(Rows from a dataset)
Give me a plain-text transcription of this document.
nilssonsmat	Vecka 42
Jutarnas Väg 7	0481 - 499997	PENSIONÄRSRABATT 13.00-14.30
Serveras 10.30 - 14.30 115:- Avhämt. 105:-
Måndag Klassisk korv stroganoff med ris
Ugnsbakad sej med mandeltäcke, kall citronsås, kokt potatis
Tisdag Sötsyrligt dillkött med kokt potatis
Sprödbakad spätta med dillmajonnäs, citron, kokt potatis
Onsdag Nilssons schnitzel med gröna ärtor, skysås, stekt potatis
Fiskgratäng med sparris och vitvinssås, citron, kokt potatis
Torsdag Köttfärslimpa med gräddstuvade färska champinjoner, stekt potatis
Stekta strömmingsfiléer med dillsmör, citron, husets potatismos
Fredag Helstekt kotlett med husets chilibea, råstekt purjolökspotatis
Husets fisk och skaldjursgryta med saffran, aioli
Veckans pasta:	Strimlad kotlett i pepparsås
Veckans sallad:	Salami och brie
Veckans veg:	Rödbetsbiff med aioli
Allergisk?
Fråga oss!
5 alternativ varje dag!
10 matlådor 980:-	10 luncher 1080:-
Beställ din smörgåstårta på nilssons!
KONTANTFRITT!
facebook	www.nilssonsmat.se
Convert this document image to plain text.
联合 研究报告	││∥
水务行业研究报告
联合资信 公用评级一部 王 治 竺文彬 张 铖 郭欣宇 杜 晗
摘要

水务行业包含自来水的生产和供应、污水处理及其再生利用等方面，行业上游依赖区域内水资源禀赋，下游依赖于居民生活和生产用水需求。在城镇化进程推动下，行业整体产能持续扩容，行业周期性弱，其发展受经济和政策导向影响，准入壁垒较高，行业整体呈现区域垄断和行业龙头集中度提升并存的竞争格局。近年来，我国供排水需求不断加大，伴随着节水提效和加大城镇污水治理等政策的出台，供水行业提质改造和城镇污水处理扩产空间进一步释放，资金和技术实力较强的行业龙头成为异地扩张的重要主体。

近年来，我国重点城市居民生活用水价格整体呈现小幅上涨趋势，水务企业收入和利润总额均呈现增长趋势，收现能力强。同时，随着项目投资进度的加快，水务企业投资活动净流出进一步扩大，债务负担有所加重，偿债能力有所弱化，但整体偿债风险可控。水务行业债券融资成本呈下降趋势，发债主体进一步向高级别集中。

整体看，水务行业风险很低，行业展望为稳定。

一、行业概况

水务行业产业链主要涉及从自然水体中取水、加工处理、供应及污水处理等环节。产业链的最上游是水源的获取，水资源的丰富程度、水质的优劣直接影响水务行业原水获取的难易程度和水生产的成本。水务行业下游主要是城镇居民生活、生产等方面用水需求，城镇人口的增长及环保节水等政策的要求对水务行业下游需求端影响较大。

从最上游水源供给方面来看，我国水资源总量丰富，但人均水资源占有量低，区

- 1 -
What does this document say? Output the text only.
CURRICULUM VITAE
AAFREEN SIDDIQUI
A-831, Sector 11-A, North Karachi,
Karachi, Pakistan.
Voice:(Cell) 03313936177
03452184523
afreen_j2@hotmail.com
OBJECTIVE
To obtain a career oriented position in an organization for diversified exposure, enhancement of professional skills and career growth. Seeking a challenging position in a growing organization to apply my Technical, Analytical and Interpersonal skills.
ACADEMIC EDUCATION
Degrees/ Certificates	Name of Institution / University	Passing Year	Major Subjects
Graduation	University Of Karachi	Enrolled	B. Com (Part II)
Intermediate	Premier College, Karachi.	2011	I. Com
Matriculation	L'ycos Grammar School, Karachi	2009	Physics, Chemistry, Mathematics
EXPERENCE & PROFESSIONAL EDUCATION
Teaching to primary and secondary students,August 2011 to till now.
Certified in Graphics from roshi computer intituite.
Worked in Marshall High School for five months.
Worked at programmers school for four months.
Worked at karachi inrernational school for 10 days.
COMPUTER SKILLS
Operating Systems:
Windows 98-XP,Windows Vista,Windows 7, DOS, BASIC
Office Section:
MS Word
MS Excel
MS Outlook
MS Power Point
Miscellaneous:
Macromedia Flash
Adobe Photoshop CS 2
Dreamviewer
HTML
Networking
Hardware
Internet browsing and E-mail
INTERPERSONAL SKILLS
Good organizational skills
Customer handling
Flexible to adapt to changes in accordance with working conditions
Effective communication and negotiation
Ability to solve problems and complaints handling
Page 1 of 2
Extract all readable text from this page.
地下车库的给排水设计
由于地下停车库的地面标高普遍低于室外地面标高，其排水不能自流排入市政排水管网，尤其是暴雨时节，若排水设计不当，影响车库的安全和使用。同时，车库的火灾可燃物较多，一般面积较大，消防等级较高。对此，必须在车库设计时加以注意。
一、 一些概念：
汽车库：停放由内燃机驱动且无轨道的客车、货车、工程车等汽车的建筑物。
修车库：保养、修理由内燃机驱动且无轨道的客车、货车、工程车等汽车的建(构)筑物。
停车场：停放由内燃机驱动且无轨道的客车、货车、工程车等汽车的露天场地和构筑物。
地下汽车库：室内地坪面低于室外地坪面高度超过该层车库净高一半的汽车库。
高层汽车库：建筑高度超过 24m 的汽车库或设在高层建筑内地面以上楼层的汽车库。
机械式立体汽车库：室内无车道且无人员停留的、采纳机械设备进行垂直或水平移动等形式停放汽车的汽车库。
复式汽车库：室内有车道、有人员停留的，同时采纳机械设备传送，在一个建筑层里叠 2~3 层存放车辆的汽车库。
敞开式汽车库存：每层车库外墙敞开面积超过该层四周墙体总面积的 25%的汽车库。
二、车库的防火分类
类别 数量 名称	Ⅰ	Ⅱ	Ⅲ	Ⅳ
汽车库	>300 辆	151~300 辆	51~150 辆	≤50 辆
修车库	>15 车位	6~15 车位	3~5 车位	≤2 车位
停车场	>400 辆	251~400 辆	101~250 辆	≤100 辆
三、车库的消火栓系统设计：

> Exercise objective
Copy all of the data exactly.

> Complete output
Give me a plain-text transcription of this document.
nilssonsmat	Vecka 42
Jutarnas Väg 7	0481 - 499997	PENSIONÄRSRABATT 13.00-14.30
Serveras 10.30 - 14.30 115:- Avhämt. 105:-
Måndag Klassisk korv stroganoff med ris
Ugnsbakad sej med mandeltäcke, kall citronsås, kokt potatis
Tisdag Sötsyrligt dillkött med kokt potatis
Sprödbakad spätta med dillmajonnäs, citron, kokt potatis
Onsdag Nilssons schnitzel med gröna ärtor, skysås, stekt potatis
Fiskgratäng med sparris och vitvinssås, citron, kokt potatis
Torsdag Köttfärslimpa med gräddstuvade färska champinjoner, stekt potatis
Stekta strömmingsfiléer med dillsmör, citron, husets potatismos
Fredag Helstekt kotlett med husets chilibea, råstekt purjolökspotatis
Husets fisk och skaldjursgryta med saffran, aioli
Veckans pasta:	Strimlad kotlett i pepparsås
Veckans sallad:	Salami och brie
Veckans veg:	Rödbetsbiff med aioli
Allergisk?
Fråga oss!
5 alternativ varje dag!
10 matlådor 980:-	10 luncher 1080:-
Beställ din smörgåstårta på nilssons!
KONTANTFRITT!
facebook	www.nilssonsmat.se
Convert this document image to plain text.
联合 研究报告	││∥
水务行业研究报告
联合资信 公用评级一部 王 治 竺文彬 张 铖 郭欣宇 杜 晗
摘要

水务行业包含自来水的生产和供应、污水处理及其再生利用等方面，行业上游依赖区域内水资源禀赋，下游依赖于居民生活和生产用水需求。在城镇化进程推动下，行业整体产能持续扩容，行业周期性弱，其发展受经济和政策导向影响，准入壁垒较高，行业整体呈现区域垄断和行业龙头集中度提升并存的竞争格局。近年来，我国供排水需求不断加大，伴随着节水提效和加大城镇污水治理等政策的出台，供水行业提质改造和城镇污水处理扩产空间进一步释放，资金和技术实力较强的行业龙头成为异地扩张的重要主体。

近年来，我国重点城市居民生活用水价格整体呈现小幅上涨趋势，水务企业收入和利润总额均呈现增长趋势，收现能力强。同时，随着项目投资进度的加快，水务企业投资活动净流出进一步扩大，债务负担有所加重，偿债能力有所弱化，但整体偿债风险可控。水务行业债券融资成本呈下降趋势，发债主体进一步向高级别集中。

整体看，水务行业风险很低，行业展望为稳定。

一、行业概况

水务行业产业链主要涉及从自然水体中取水、加工处理、供应及污水处理等环节。产业链的最上游是水源的获取，水资源的丰富程度、水质的优劣直接影响水务行业原水获取的难易程度和水生产的成本。水务行业下游主要是城镇居民生活、生产等方面用水需求，城镇人口的增长及环保节水等政策的要求对水务行业下游需求端影响较大。

从最上游水源供给方面来看，我国水资源总量丰富，但人均水资源占有量低，区

- 1 -
What does this document say? Output the text only.
CURRICULUM VITAE
AAFREEN SIDDIQUI
A-831, Sector 11-A, North Karachi,
Karachi, Pakistan.
Voice:(Cell) 03313936177
03452184523
afreen_j2@hotmail.com
OBJECTIVE
To obtain a career oriented position in an organization for diversified exposure, enhancement of professional skills and career growth. Seeking a challenging position in a growing organization to apply my Technical, Analytical and Interpersonal skills.
ACADEMIC EDUCATION
Degrees/ Certificates	Name of Institution / University	Passing Year	Major Subjects
Graduation	University Of Karachi	Enrolled	B. Com (Part II)
Intermediate	Premier College, Karachi.	2011	I. Com
Matriculation	L'ycos Grammar School, Karachi	2009	Physics, Chemistry, Mathematics
EXPERENCE & PROFESSIONAL EDUCATION
Teaching to primary and secondary students,August 2011 to till now.
Certified in Graphics from roshi computer intituite.
Worked in Marshall High School for five months.
Worked at programmers school for four months.
Worked at karachi inrernational school for 10 days.
COMPUTER SKILLS
Operating Systems:
Windows 98-XP,Windows Vista,Windows 7, DOS, BASIC
Office Section:
MS Word
MS Excel
MS Outlook
MS Power Point
Miscellaneous:
Macromedia Flash
Adobe Photoshop CS 2
Dreamviewer
HTML
Networking
Hardware
Internet browsing and E-mail
INTERPERSONAL SKILLS
Good organizational skills
Customer handling
Flexible to adapt to changes in accordance with working conditions
Effective communication and negotiation
Ability to solve problems and complaints handling
Page 1 of 2
Extract all readable text from this page.
地下车库的给排水设计
由于地下停车库的地面标高普遍低于室外地面标高，其排水不能自流排入市政排水管网，尤其是暴雨时节，若排水设计不当，影响车库的安全和使用。同时，车库的火灾可燃物较多，一般面积较大，消防等级较高。对此，必须在车库设计时加以注意。
一、 一些概念：
汽车库：停放由内燃机驱动且无轨道的客车、货车、工程车等汽车的建筑物。
修车库：保养、修理由内燃机驱动且无轨道的客车、货车、工程车等汽车的建(构)筑物。
停车场：停放由内燃机驱动且无轨道的客车、货车、工程车等汽车的露天场地和构筑物。
地下汽车库：室内地坪面低于室外地坪面高度超过该层车库净高一半的汽车库。
高层汽车库：建筑高度超过 24m 的汽车库或设在高层建筑内地面以上楼层的汽车库。
机械式立体汽车库：室内无车道且无人员停留的、采纳机械设备进行垂直或水平移动等形式停放汽车的汽车库。
复式汽车库：室内有车道、有人员停留的，同时采纳机械设备传送，在一个建筑层里叠 2~3 层存放车辆的汽车库。
敞开式汽车库存：每层车库外墙敞开面积超过该层四周墙体总面积的 25%的汽车库。
二、车库的防火分类
类别 数量 名称	Ⅰ	Ⅱ	Ⅲ	Ⅳ
汽车库	>300 辆	151~300 辆	51~150 辆	≤50 辆
修车库	>15 车位	6~15 车位	3~5 车位	≤2 车位
停车场	>400 辆	251~400 辆	101~250 辆	≤100 辆
三、车库的消火栓系统设计：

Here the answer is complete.